> [EXERCISE MATERIAL]
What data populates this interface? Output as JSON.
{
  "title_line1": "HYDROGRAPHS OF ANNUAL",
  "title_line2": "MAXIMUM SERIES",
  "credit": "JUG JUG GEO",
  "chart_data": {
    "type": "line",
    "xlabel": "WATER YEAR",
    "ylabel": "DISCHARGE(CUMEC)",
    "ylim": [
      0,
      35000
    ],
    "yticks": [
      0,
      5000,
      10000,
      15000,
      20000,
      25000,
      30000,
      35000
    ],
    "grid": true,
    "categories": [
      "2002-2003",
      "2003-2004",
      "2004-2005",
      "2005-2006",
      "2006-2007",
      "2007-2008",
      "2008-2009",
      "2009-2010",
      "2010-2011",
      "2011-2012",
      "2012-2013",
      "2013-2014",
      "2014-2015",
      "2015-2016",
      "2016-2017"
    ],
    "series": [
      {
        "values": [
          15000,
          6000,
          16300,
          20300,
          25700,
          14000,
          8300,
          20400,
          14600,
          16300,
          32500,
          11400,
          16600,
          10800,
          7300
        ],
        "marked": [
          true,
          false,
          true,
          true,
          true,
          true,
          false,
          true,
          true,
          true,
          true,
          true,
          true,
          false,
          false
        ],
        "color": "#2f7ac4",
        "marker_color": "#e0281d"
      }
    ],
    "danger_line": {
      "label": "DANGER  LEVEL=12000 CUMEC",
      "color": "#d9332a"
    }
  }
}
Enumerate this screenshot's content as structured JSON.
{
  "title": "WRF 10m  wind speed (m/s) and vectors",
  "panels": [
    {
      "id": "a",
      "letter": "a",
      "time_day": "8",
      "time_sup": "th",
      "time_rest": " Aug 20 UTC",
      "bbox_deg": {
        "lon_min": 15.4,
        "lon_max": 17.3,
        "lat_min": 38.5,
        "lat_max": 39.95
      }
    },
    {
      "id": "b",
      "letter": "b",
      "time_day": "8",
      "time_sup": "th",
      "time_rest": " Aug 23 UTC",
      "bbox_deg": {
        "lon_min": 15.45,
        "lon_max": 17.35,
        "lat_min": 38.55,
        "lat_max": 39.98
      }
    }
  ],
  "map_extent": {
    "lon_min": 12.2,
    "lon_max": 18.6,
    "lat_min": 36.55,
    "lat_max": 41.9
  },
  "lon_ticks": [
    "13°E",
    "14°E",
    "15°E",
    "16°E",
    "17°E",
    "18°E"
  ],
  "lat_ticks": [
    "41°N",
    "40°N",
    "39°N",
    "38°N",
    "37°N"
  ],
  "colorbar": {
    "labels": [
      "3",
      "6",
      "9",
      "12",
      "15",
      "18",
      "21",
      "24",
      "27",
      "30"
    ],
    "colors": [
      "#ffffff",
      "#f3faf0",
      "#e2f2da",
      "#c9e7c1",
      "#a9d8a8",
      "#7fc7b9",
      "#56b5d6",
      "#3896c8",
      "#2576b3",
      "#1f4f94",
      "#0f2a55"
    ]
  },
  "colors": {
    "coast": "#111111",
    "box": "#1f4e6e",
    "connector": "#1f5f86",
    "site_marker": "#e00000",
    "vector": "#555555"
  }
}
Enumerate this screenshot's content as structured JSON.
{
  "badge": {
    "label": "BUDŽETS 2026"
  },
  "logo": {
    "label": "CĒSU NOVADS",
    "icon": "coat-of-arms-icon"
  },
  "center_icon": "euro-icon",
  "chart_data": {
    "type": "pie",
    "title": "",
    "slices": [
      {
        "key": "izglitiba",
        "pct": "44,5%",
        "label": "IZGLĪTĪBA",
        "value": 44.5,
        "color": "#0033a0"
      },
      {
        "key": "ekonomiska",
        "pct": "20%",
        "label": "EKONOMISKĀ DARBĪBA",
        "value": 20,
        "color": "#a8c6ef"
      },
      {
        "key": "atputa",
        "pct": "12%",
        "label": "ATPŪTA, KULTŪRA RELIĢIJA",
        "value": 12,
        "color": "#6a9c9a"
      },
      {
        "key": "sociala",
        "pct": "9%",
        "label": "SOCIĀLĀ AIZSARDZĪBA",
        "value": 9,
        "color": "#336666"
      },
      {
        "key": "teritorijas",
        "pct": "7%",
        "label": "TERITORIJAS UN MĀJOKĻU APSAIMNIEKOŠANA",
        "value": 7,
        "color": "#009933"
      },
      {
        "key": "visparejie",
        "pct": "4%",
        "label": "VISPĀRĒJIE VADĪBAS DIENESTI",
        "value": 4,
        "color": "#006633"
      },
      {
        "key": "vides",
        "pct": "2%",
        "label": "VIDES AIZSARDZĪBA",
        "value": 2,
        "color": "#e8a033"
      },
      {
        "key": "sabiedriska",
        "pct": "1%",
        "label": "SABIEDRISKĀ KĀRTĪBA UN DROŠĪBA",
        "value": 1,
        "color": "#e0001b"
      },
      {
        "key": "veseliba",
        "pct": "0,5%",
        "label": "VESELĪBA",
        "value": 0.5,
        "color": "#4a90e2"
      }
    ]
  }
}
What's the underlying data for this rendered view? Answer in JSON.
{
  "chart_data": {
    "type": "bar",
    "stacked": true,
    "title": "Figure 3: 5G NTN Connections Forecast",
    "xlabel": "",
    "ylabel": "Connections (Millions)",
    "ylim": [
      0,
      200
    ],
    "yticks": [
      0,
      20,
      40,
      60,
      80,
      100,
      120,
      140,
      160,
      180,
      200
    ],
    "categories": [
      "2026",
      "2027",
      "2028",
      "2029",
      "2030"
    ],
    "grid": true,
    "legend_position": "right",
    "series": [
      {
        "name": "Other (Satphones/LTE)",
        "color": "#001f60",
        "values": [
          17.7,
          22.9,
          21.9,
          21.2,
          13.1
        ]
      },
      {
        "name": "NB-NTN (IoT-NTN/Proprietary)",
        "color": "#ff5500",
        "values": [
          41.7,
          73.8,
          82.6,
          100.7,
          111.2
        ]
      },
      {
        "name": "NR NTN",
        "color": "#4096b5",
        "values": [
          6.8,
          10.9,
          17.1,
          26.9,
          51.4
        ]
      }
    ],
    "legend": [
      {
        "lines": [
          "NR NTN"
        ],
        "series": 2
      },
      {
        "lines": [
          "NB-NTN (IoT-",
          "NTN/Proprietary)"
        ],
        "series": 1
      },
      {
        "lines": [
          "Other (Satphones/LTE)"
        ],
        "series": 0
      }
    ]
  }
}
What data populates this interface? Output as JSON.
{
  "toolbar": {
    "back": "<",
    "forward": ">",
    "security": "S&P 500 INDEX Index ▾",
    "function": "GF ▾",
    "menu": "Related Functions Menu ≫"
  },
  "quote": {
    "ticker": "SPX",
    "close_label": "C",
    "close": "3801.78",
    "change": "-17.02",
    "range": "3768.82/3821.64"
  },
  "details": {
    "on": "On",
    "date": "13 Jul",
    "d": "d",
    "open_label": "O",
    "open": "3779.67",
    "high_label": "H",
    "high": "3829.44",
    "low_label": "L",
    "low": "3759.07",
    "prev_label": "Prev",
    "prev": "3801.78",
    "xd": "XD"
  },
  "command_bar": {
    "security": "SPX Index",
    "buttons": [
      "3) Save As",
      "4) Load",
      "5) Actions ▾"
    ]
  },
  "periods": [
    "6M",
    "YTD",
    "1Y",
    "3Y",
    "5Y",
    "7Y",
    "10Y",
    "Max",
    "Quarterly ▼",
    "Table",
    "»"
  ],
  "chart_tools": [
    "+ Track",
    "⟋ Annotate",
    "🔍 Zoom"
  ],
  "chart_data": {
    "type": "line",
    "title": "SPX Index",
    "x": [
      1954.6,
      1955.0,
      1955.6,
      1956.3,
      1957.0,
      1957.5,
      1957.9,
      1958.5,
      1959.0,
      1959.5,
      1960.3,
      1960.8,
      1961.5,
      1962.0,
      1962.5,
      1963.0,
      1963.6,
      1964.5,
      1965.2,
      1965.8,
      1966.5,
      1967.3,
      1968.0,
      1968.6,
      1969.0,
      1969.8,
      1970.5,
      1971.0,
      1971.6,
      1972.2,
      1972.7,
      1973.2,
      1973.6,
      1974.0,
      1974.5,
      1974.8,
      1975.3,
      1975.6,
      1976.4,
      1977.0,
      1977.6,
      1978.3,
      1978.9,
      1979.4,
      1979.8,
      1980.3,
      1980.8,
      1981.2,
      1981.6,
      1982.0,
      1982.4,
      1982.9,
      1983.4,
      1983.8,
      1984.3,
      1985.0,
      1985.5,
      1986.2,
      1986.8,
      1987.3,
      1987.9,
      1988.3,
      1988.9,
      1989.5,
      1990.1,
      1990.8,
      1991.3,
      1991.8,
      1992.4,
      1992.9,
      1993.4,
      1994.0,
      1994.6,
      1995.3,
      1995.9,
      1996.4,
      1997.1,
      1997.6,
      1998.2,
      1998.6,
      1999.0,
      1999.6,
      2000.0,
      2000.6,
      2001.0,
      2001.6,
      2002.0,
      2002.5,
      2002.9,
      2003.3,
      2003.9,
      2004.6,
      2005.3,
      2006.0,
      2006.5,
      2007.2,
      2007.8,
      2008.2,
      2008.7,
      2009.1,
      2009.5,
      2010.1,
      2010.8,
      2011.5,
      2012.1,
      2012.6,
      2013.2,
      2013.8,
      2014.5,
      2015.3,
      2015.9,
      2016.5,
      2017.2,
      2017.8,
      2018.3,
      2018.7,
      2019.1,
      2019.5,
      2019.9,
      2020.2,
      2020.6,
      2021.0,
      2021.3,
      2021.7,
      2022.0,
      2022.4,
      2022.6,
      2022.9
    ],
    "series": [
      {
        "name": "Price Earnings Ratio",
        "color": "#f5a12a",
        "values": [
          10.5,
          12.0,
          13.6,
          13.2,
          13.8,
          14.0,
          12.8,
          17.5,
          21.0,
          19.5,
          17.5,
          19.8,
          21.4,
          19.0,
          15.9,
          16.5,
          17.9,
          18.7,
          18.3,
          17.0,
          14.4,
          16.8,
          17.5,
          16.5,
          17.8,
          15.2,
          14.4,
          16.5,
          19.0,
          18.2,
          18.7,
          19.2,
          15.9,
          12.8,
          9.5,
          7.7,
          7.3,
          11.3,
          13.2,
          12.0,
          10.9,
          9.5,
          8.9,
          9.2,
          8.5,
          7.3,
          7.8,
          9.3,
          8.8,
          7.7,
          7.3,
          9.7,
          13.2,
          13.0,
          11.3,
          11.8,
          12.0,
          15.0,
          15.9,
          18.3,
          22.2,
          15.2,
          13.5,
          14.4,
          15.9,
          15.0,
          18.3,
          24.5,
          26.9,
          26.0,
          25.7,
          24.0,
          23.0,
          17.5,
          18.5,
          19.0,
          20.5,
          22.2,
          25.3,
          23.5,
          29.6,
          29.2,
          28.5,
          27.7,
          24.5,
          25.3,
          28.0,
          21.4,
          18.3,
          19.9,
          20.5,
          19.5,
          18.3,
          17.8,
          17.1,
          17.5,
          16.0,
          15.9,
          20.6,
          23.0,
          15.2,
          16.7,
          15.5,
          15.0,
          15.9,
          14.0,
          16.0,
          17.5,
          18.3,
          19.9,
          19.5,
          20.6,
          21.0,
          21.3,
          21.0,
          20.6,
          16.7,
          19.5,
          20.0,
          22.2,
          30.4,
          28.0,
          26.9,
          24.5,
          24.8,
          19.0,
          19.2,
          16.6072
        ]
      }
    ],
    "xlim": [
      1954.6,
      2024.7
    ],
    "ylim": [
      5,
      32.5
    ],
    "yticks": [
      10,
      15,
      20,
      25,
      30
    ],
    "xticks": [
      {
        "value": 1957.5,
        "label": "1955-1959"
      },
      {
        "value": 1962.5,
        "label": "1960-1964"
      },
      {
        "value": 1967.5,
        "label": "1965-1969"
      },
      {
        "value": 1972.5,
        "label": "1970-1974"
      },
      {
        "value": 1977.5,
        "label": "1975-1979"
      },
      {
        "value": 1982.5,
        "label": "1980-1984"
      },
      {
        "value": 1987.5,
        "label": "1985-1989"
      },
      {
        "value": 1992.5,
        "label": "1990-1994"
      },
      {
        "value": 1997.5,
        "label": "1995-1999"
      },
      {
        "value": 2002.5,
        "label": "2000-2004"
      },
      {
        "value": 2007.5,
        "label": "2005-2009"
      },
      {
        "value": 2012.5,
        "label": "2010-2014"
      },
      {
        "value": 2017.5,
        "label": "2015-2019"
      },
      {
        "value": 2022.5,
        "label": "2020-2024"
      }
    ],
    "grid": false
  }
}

> [PROBLEM STATEMENT]
Each line that contains the word "Index" counts toward the total; give only that total.

> [REPLY TO THE TASK]
3